> _Given request_: Make an exact copy of the lines below.

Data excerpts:
------------------------
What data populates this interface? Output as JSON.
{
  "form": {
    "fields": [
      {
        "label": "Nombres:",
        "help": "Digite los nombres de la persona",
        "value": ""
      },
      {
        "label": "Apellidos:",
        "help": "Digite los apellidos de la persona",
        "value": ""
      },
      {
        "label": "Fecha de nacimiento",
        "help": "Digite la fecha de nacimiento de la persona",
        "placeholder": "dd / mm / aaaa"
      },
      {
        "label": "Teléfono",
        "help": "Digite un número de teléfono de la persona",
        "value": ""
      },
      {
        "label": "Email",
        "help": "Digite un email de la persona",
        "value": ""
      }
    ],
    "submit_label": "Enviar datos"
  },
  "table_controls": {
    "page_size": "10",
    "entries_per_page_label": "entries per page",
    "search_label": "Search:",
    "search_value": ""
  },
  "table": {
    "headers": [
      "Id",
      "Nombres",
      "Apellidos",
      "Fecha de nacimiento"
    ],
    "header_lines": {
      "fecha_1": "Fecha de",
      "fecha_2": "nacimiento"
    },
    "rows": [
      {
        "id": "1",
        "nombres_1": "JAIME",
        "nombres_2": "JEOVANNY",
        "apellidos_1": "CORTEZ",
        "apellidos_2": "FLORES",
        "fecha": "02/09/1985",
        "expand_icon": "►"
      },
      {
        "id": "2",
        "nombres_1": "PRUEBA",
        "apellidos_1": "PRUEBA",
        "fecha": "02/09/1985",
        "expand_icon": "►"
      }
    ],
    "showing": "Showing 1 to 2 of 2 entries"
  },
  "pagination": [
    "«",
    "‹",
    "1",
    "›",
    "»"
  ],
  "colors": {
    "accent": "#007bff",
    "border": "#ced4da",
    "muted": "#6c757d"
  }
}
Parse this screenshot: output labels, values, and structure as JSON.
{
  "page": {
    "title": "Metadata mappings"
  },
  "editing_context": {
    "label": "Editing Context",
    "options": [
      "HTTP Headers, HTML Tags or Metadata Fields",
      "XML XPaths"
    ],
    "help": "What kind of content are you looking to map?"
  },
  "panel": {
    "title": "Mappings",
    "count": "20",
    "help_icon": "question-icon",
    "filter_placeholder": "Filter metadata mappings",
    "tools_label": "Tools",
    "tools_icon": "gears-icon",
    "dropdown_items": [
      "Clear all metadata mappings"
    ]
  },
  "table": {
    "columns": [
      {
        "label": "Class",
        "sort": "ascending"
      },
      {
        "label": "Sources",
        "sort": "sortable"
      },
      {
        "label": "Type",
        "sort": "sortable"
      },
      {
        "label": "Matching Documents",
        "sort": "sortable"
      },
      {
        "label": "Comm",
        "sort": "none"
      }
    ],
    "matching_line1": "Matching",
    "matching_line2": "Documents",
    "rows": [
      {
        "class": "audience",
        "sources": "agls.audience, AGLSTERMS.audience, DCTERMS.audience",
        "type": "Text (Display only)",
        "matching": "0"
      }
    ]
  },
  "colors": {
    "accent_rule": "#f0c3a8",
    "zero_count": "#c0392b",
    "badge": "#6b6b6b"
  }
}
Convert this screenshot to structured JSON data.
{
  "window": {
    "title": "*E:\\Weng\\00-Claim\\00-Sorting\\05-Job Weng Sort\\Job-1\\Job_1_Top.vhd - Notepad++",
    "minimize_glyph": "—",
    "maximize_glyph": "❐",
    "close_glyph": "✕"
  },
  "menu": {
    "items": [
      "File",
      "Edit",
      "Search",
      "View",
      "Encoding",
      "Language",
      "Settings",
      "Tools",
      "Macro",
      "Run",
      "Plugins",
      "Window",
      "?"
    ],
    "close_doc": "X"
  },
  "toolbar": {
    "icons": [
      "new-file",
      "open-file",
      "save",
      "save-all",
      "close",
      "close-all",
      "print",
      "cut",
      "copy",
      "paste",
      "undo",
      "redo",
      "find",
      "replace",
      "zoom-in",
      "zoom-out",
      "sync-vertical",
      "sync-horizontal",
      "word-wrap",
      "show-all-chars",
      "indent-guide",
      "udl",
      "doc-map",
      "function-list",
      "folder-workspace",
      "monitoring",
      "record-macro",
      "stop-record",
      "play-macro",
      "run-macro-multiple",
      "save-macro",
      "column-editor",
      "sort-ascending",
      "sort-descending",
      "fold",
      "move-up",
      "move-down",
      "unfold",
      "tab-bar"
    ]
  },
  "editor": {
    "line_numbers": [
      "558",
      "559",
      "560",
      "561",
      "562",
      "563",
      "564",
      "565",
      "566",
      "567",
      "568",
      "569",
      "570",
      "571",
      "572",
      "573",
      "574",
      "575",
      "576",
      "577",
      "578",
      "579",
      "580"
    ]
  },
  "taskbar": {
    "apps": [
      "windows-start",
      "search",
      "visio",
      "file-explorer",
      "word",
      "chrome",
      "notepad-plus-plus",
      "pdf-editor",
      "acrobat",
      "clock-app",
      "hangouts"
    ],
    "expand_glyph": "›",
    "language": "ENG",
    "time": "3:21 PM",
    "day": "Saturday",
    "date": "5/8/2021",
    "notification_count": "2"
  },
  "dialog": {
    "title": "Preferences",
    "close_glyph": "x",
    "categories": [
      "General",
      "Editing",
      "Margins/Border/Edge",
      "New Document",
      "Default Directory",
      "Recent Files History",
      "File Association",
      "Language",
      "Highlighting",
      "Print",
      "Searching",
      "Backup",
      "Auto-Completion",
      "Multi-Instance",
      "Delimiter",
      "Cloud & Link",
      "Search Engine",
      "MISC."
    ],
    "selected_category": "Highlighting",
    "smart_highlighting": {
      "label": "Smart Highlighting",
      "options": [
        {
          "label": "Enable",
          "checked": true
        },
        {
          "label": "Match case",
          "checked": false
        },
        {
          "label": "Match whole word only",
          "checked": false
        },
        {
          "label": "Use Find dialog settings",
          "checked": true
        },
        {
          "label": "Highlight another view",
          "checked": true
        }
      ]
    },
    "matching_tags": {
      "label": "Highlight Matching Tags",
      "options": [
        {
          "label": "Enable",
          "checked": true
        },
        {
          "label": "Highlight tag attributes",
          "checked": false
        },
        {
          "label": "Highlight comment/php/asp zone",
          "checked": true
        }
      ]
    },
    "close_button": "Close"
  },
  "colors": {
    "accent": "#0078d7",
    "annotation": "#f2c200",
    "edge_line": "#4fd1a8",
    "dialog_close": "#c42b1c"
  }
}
------------------------
> _Written solution_:
What data populates this interface? Output as JSON.
{
  "form": {
    "fields": [
      {
        "label": "Nombres:",
        "help": "Digite los nombres de la persona",
        "value": ""
      },
      {
        "label": "Apellidos:",
        "help": "Digite los apellidos de la persona",
        "value": ""
      },
      {
        "label": "Fecha de nacimiento",
        "help": "Digite la fecha de nacimiento de la persona",
        "placeholder": "dd / mm / aaaa"
      },
      {
        "label": "Teléfono",
        "help": "Digite un número de teléfono de la persona",
        "value": ""
      },
      {
        "label": "Email",
        "help": "Digite un email de la persona",
        "value": ""
      }
    ],
    "submit_label": "Enviar datos"
  },
  "table_controls": {
    "page_size": "10",
    "entries_per_page_label": "entries per page",
    "search_label": "Search:",
    "search_value": ""
  },
  "table": {
    "headers": [
      "Id",
      "Nombres",
      "Apellidos",
      "Fecha de nacimiento"
    ],
    "header_lines": {
      "fecha_1": "Fecha de",
      "fecha_2": "nacimiento"
    },
    "rows": [
      {
        "id": "1",
        "nombres_1": "JAIME",
        "nombres_2": "JEOVANNY",
        "apellidos_1": "CORTEZ",
        "apellidos_2": "FLORES",
        "fecha": "02/09/1985",
        "expand_icon": "►"
      },
      {
        "id": "2",
        "nombres_1": "PRUEBA",
        "apellidos_1": "PRUEBA",
        "fecha": "02/09/1985",
        "expand_icon": "►"
      }
    ],
    "showing": "Showing 1 to 2 of 2 entries"
  },
  "pagination": [
    "«",
    "‹",
    "1",
    "›",
    "»"
  ],
  "colors": {
    "accent": "#007bff",
    "border": "#ced4da",
    "muted": "#6c757d"
  }
}
Parse this screenshot: output labels, values, and structure as JSON.
{
  "page": {
    "title": "Metadata mappings"
  },
  "editing_context": {
    "label": "Editing Context",
    "options": [
      "HTTP Headers, HTML Tags or Metadata Fields",
      "XML XPaths"
    ],
    "help": "What kind of content are you looking to map?"
  },
  "panel": {
    "title": "Mappings",
    "count": "20",
    "help_icon": "question-icon",
    "filter_placeholder": "Filter metadata mappings",
    "tools_label": "Tools",
    "tools_icon": "gears-icon",
    "dropdown_items": [
      "Clear all metadata mappings"
    ]
  },
  "table": {
    "columns": [
      {
        "label": "Class",
        "sort": "ascending"
      },
      {
        "label": "Sources",
        "sort": "sortable"
      },
      {
        "label": "Type",
        "sort": "sortable"
      },
      {
        "label": "Matching Documents",
        "sort": "sortable"
      },
      {
        "label": "Comm",
        "sort": "none"
      }
    ],
    "matching_line1": "Matching",
    "matching_line2": "Documents",
    "rows": [
      {
        "class": "audience",
        "sources": "agls.audience, AGLSTERMS.audience, DCTERMS.audience",
        "type": "Text (Display only)",
        "matching": "0"
      }
    ]
  },
  "colors": {
    "accent_rule": "#f0c3a8",
    "zero_count": "#c0392b",
    "badge": "#6b6b6b"
  }
}
Convert this screenshot to structured JSON data.
{
  "window": {
    "title": "*E:\\Weng\\00-Claim\\00-Sorting\\05-Job Weng Sort\\Job-1\\Job_1_Top.vhd - Notepad++",
    "minimize_glyph": "—",
    "maximize_glyph": "❐",
    "close_glyph": "✕"
  },
  "menu": {
    "items": [
      "File",
      "Edit",
      "Search",
      "View",
      "Encoding",
      "Language",
      "Settings",
      "Tools",
      "Macro",
      "Run",
      "Plugins",
      "Window",
      "?"
    ],
    "close_doc": "X"
  },
  "toolbar": {
    "icons": [
      "new-file",
      "open-file",
      "save",
      "save-all",
      "close",
      "close-all",
      "print",
      "cut",
      "copy",
      "paste",
      "undo",
      "redo",
      "find",
      "replace",
      "zoom-in",
      "zoom-out",
      "sync-vertical",
      "sync-horizontal",
      "word-wrap",
      "show-all-chars",
      "indent-guide",
      "udl",
      "doc-map",
      "function-list",
      "folder-workspace",
      "monitoring",
      "record-macro",
      "stop-record",
      "play-macro",
      "run-macro-multiple",
      "save-macro",
      "column-editor",
      "sort-ascending",
      "sort-descending",
      "fold",
      "move-up",
      "move-down",
      "unfold",
      "tab-bar"
    ]
  },
  "editor": {
    "line_numbers": [
      "558",
      "559",
      "560",
      "561",
      "562",
      "563",
      "564",
      "565",
      "566",
      "567",
      "568",
      "569",
      "570",
      "571",
      "572",
      "573",
      "574",
      "575",
      "576",
      "577",
      "578",
      "579",
      "580"
    ]
  },
  "taskbar": {
    "apps": [
      "windows-start",
      "search",
      "visio",
      "file-explorer",
      "word",
      "chrome",
      "notepad-plus-plus",
      "pdf-editor",
      "acrobat",
      "clock-app",
      "hangouts"
    ],
    "expand_glyph": "›",
    "language": "ENG",
    "time": "3:21 PM",
    "day": "Saturday",
    "date": "5/8/2021",
    "notification_count": "2"
  },
  "dialog": {
    "title": "Preferences",
    "close_glyph": "x",
    "categories": [
      "General",
      "Editing",
      "Margins/Border/Edge",
      "New Document",
      "Default Directory",
      "Recent Files History",
      "File Association",
      "Language",
      "Highlighting",
      "Print",
      "Searching",
      "Backup",
      "Auto-Completion",
      "Multi-Instance",
      "Delimiter",
      "Cloud & Link",
      "Search Engine",
      "MISC."
    ],
    "selected_category": "Highlighting",
    "smart_highlighting": {
      "label": "Smart Highlighting",
      "options": [
        {
          "label": "Enable",
          "checked": true
        },
        {
          "label": "Match case",
          "checked": false
        },
        {
          "label": "Match whole word only",
          "checked": false
        },
        {
          "label": "Use Find dialog settings",
          "checked": true
        },
        {
          "label": "Highlight another view",
          "checked": true
        }
      ]
    },
    "matching_tags": {
      "label": "Highlight Matching Tags",
      "options": [
        {
          "label": "Enable",
          "checked": true
        },
        {
          "label": "Highlight tag attributes",
          "checked": false
        },
        {
          "label": "Highlight comment/php/asp zone",
          "checked": true
        }
      ]
    },
    "close_button": "Close"
  },
  "colors": {
    "accent": "#0078d7",
    "annotation": "#f2c200",
    "edge_line": "#4fd1a8",
    "dialog_close": "#c42b1c"
  }
}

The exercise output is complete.